- _Saved data entries_
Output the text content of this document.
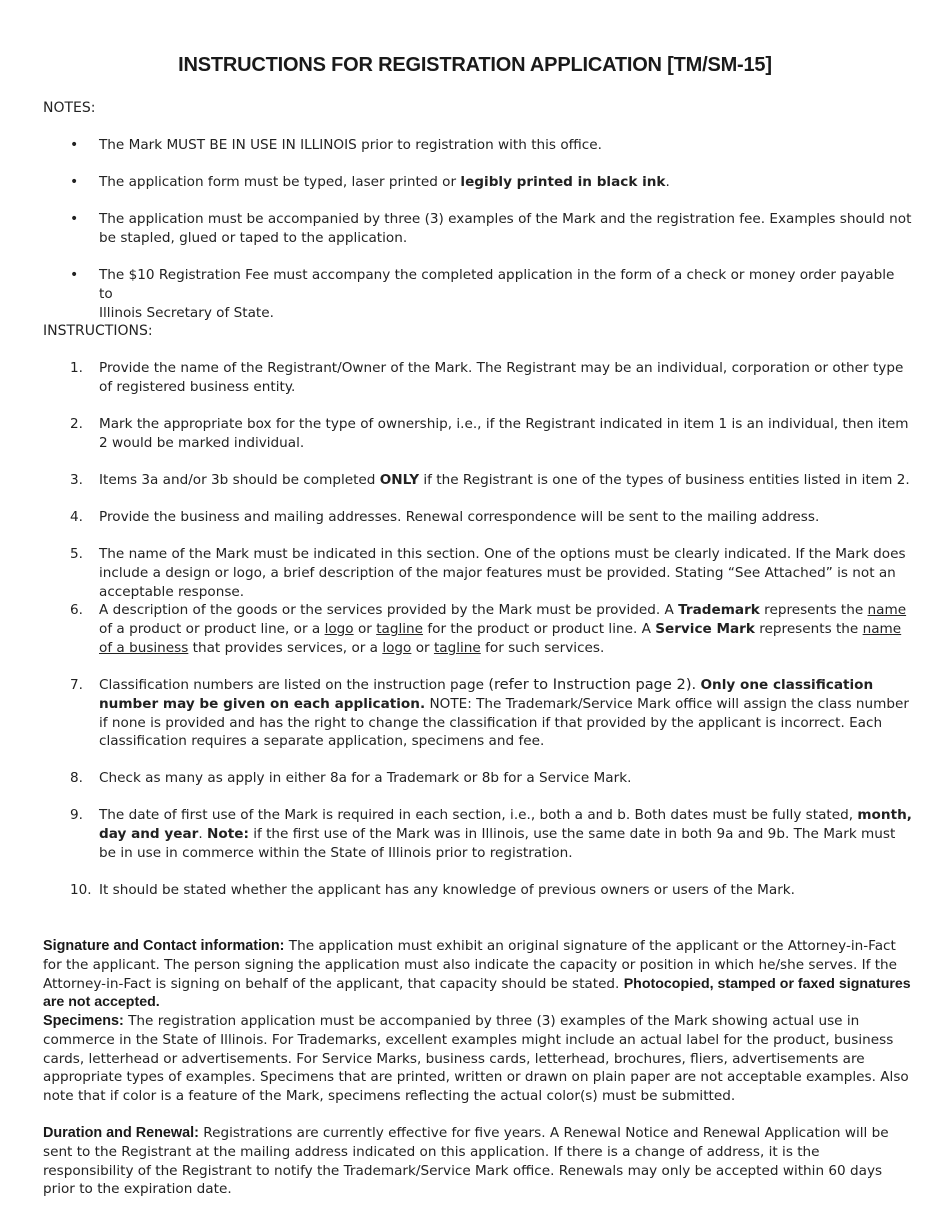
INSTRUCTIONS FOR REGISTRATION APPLICATION [TM/SM-15]
NOTES:
•	The Mark MUST BE IN USE IN ILLINOIS prior to registration with this office.
•	The application form must be typed, laser printed or legibly printed in black ink.
•	The application must be accompanied by three (3) examples of the Mark and the registration fee. Examples should not be stapled, glued or taped to the application.
•	The $10 Registration Fee must accompany the completed application in the form of a check or money order payable to
Illinois Secretary of State.
INSTRUCTIONS:
1.	Provide the name of the Registrant/Owner of the Mark. The Registrant may be an individual, corporation or other type of registered business entity.
2.	Mark the appropriate box for the type of ownership, i.e., if the Registrant indicated in item 1 is an individual, then item 2 would be marked individual.
3.	Items 3a and/or 3b should be completed ONLY if the Registrant is one of the types of business entities listed in item 2.
4.	Provide the business and mailing addresses. Renewal correspondence will be sent to the mailing address.
5.	The name of the Mark must be indicated in this section. One of the options must be clearly indicated. If the Mark does include a design or logo, a brief description of the major features must be provided. Stating “See Attached” is not an acceptable response.
6.	A description of the goods or the services provided by the Mark must be provided. A Trademark represents the name of a product or product line, or a logo or tagline for the product or product line. A Service Mark represents the name of a business that provides services, or a logo or tagline for such services.
7.	Classification numbers are listed on the instruction page (refer to Instruction page 2). Only one classification number may be given on each application. NOTE: The Trademark/Service Mark office will assign the class number if none is provided and has the right to change the classification if that provided by the applicant is incorrect. Each classification requires a separate application, specimens and fee.
8.	Check as many as apply in either 8a for a Trademark or 8b for a Service Mark.
9.	The date of first use of the Mark is required in each section, i.e., both a and b. Both dates must be fully stated, month, day and year. Note: if the first use of the Mark was in Illinois, use the same date in both 9a and 9b. The Mark must be in use in commerce within the State of Illinois prior to registration.
10. It should be stated whether the applicant has any knowledge of previous owners or users of the Mark.
Signature and Contact information: The application must exhibit an original signature of the applicant or the Attorney-in-Fact for the applicant. The person signing the application must also indicate the capacity or position in which he/she serves. If the Attorney-in-Fact is signing on behalf of the applicant, that capacity should be stated. Photocopied, stamped or faxed signatures are not accepted.
Specimens: The registration application must be accompanied by three (3) examples of the Mark showing actual use in commerce in the State of Illinois. For Trademarks, excellent examples might include an actual label for the product, business cards, letterhead or advertisements. For Service Marks, business cards, letterhead, brochures, fliers, advertisements are appropriate types of examples. Specimens that are printed, written or drawn on plain paper are not acceptable examples. Also note that if color is a feature of the Mark, specimens reflecting the actual color(s) must be submitted.
Duration and Renewal: Registrations are currently effective for five years. A Renewal Notice and Renewal Application will be sent to the Registrant at the mailing address indicated on this application. If there is a change of address, it is the responsibility of the Registrant to notify the Trademark/Service Mark office. Renewals may only be accepted within 60 days prior to the expiration date.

- _Goal_
All the records need to be repeated exactly, with the images dropped.

- _Output_
Output the text content of this document.
INSTRUCTIONS FOR REGISTRATION APPLICATION [TM/SM-15]
NOTES:
•	The Mark MUST BE IN USE IN ILLINOIS prior to registration with this office.
•	The application form must be typed, laser printed or legibly printed in black ink.
•	The application must be accompanied by three (3) examples of the Mark and the registration fee. Examples should not be stapled, glued or taped to the application.
•	The $10 Registration Fee must accompany the completed application in the form of a check or money order payable to
Illinois Secretary of State.
INSTRUCTIONS:
1.	Provide the name of the Registrant/Owner of the Mark. The Registrant may be an individual, corporation or other type of registered business entity.
2.	Mark the appropriate box for the type of ownership, i.e., if the Registrant indicated in item 1 is an individual, then item 2 would be marked individual.
3.	Items 3a and/or 3b should be completed ONLY if the Registrant is one of the types of business entities listed in item 2.
4.	Provide the business and mailing addresses. Renewal correspondence will be sent to the mailing address.
5.	The name of the Mark must be indicated in this section. One of the options must be clearly indicated. If the Mark does include a design or logo, a brief description of the major features must be provided. Stating “See Attached” is not an acceptable response.
6.	A description of the goods or the services provided by the Mark must be provided. A Trademark represents the name of a product or product line, or a logo or tagline for the product or product line. A Service Mark represents the name of a business that provides services, or a logo or tagline for such services.
7.	Classification numbers are listed on the instruction page (refer to Instruction page 2). Only one classification number may be given on each application. NOTE: The Trademark/Service Mark office will assign the class number if none is provided and has the right to change the classification if that provided by the applicant is incorrect. Each classification requires a separate application, specimens and fee.
8.	Check as many as apply in either 8a for a Trademark or 8b for a Service Mark.
9.	The date of first use of the Mark is required in each section, i.e., both a and b. Both dates must be fully stated, month, day and year. Note: if the first use of the Mark was in Illinois, use the same date in both 9a and 9b. The Mark must be in use in commerce within the State of Illinois prior to registration.
10. It should be stated whether the applicant has any knowledge of previous owners or users of the Mark.
Signature and Contact information: The application must exhibit an original signature of the applicant or the Attorney-in-Fact for the applicant. The person signing the application must also indicate the capacity or position in which he/she serves. If the Attorney-in-Fact is signing on behalf of the applicant, that capacity should be stated. Photocopied, stamped or faxed signatures are not accepted.
Specimens: The registration application must be accompanied by three (3) examples of the Mark showing actual use in commerce in the State of Illinois. For Trademarks, excellent examples might include an actual label for the product, business cards, letterhead or advertisements. For Service Marks, business cards, letterhead, brochures, fliers, advertisements are appropriate types of examples. Specimens that are printed, written or drawn on plain paper are not acceptable examples. Also note that if color is a feature of the Mark, specimens reflecting the actual color(s) must be submitted.
Duration and Renewal: Registrations are currently effective for five years. A Renewal Notice and Renewal Application will be sent to the Registrant at the mailing address indicated on this application. If there is a change of address, it is the responsibility of the Registrant to notify the Trademark/Service Mark office. Renewals may only be accepted within 60 days prior to the expiration date.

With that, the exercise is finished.